-- Start --
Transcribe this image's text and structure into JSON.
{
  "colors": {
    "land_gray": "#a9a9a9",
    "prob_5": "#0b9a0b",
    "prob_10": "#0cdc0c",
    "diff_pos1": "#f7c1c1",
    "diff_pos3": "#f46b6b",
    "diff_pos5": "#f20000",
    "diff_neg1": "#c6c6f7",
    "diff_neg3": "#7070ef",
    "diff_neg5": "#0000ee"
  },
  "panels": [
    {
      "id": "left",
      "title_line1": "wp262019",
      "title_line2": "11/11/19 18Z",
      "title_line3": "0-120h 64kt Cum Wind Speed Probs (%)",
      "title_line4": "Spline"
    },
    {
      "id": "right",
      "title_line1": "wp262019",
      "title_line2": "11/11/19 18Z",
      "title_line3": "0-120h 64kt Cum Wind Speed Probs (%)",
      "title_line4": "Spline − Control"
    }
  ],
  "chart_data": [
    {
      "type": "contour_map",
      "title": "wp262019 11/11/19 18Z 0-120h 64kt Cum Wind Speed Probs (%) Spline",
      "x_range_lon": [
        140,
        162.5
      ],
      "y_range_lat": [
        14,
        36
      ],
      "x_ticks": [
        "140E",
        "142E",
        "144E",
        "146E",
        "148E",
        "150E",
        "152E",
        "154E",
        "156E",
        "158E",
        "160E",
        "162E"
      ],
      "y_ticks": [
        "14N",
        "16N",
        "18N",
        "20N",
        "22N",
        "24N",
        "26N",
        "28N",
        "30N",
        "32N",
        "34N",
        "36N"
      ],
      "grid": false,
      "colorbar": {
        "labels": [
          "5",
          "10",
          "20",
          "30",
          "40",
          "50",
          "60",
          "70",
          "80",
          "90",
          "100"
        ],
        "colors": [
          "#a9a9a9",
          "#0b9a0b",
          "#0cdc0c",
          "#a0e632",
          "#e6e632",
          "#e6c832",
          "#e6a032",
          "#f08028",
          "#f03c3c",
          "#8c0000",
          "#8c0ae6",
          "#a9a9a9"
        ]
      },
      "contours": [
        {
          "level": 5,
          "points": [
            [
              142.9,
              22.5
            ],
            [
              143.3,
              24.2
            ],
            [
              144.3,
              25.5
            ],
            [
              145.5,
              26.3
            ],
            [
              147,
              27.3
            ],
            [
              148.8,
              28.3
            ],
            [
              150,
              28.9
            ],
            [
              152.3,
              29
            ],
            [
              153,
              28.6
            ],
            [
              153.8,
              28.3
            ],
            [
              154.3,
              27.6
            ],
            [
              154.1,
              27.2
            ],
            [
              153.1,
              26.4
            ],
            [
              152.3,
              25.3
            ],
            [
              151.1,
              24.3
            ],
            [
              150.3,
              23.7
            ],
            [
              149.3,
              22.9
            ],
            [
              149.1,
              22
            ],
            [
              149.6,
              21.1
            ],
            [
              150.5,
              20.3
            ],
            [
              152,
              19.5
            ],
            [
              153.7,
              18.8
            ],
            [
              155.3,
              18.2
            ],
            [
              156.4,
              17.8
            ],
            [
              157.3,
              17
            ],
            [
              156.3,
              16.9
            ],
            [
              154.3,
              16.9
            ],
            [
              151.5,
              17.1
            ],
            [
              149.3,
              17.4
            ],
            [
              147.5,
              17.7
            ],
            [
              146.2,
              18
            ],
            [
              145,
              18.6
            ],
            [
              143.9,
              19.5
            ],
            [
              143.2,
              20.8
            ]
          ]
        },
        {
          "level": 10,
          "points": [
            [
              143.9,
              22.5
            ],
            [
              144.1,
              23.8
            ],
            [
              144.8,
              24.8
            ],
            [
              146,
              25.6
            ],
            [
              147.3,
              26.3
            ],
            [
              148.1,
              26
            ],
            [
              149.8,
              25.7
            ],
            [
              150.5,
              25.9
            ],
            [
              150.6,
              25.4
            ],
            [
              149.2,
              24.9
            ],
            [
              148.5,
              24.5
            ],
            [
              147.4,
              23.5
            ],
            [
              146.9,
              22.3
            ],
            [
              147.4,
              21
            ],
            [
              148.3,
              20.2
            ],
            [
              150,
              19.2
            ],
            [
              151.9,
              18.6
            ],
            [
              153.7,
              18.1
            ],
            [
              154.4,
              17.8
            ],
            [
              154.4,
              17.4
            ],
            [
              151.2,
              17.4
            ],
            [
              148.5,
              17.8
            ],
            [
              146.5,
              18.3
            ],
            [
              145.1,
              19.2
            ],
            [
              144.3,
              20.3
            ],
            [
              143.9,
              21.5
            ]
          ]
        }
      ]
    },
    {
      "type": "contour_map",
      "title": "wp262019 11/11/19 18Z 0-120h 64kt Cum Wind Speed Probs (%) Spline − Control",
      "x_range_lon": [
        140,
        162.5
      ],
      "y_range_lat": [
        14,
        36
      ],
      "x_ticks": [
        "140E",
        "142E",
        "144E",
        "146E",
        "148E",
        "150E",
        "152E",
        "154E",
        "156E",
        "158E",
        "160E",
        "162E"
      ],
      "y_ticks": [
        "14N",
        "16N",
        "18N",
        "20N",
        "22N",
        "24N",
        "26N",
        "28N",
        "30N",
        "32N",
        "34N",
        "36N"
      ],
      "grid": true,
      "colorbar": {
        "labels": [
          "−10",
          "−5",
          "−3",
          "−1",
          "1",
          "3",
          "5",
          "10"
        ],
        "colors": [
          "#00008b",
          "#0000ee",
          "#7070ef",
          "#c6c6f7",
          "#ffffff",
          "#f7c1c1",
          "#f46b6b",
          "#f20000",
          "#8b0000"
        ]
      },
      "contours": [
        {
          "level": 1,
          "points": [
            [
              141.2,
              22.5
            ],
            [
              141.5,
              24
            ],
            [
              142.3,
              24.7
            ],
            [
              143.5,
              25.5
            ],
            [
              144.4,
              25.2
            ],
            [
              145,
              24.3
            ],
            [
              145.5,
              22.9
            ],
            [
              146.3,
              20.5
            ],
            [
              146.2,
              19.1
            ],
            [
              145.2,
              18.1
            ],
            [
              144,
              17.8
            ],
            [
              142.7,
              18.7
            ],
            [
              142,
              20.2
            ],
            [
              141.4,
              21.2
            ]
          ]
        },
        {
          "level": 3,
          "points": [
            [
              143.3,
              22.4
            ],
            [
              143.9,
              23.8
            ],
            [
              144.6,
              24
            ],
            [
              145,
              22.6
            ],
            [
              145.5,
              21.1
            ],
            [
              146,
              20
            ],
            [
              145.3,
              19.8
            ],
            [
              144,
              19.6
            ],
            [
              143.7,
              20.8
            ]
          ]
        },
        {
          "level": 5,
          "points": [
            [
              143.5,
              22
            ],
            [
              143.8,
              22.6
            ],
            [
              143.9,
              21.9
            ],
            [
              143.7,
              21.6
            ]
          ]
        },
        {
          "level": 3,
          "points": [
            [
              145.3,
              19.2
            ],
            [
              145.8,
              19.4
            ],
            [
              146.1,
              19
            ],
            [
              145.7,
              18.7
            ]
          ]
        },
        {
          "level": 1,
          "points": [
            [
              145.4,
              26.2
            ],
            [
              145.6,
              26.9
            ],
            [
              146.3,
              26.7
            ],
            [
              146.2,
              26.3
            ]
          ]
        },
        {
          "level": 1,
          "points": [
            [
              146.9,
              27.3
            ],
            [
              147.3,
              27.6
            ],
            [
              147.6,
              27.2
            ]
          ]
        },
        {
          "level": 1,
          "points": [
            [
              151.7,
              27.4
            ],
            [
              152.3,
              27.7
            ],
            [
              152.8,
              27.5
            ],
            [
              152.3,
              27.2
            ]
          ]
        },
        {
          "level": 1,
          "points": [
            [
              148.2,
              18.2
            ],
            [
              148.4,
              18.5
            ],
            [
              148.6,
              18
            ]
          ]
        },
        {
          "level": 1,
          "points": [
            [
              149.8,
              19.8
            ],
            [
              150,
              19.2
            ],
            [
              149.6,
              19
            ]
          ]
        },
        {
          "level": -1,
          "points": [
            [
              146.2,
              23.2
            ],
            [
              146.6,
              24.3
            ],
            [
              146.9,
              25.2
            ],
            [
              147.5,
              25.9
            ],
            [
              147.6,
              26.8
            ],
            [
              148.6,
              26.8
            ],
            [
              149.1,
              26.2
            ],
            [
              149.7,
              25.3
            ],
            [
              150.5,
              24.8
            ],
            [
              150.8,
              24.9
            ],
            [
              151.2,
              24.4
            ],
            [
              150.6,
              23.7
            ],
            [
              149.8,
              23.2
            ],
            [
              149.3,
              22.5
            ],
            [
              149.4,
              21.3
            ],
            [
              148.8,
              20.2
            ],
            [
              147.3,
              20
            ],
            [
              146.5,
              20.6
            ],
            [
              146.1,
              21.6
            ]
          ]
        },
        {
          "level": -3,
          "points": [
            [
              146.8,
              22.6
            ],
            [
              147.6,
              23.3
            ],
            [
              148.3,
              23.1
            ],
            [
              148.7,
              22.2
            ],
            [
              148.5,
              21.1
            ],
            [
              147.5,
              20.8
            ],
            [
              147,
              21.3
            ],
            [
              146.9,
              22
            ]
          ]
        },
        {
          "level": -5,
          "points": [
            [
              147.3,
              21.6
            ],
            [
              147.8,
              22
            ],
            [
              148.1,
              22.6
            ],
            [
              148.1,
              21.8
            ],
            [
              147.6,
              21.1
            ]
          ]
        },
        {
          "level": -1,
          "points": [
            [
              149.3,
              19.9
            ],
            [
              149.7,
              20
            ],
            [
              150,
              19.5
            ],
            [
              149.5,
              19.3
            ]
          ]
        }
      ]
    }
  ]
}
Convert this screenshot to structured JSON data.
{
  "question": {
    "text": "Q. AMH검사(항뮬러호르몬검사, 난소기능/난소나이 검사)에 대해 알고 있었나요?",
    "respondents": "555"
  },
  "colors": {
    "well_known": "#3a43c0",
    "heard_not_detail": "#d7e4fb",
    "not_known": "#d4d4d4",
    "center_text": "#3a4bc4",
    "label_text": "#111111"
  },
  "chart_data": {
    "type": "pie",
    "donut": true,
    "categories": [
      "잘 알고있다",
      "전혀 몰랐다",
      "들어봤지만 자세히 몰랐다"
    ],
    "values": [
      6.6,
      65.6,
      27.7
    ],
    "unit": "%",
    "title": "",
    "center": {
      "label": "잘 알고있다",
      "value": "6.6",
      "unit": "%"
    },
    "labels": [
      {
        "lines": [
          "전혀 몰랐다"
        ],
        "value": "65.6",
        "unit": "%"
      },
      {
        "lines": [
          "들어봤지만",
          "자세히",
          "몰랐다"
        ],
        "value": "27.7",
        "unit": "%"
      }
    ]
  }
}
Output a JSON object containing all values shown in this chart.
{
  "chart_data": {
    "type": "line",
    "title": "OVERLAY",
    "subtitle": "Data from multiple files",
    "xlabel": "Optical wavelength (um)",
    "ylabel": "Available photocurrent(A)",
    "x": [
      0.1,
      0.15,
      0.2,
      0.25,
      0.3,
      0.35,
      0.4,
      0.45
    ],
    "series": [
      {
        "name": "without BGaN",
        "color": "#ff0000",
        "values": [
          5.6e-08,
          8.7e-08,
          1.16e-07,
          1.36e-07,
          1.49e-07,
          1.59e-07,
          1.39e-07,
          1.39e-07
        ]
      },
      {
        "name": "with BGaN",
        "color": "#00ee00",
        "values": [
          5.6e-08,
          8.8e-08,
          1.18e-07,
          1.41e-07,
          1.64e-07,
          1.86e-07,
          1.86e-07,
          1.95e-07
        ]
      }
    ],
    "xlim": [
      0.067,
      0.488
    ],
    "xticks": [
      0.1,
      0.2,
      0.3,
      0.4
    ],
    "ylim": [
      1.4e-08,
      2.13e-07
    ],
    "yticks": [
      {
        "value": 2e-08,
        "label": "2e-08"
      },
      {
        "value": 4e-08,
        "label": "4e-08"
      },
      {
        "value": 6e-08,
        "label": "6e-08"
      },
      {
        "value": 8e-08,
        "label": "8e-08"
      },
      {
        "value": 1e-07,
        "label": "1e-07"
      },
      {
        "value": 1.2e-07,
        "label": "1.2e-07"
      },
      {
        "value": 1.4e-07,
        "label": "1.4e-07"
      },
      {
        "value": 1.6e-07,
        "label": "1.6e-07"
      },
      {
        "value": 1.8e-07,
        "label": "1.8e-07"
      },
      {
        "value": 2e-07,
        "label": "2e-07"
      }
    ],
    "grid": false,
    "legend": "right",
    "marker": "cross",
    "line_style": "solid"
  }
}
-- End --
Which lines of the data above contain "this"? Copy each one.

Transcribe this image's text and structure into JSON.
Convert this screenshot to structured JSON data.
Output a JSON object containing all values shown in this chart.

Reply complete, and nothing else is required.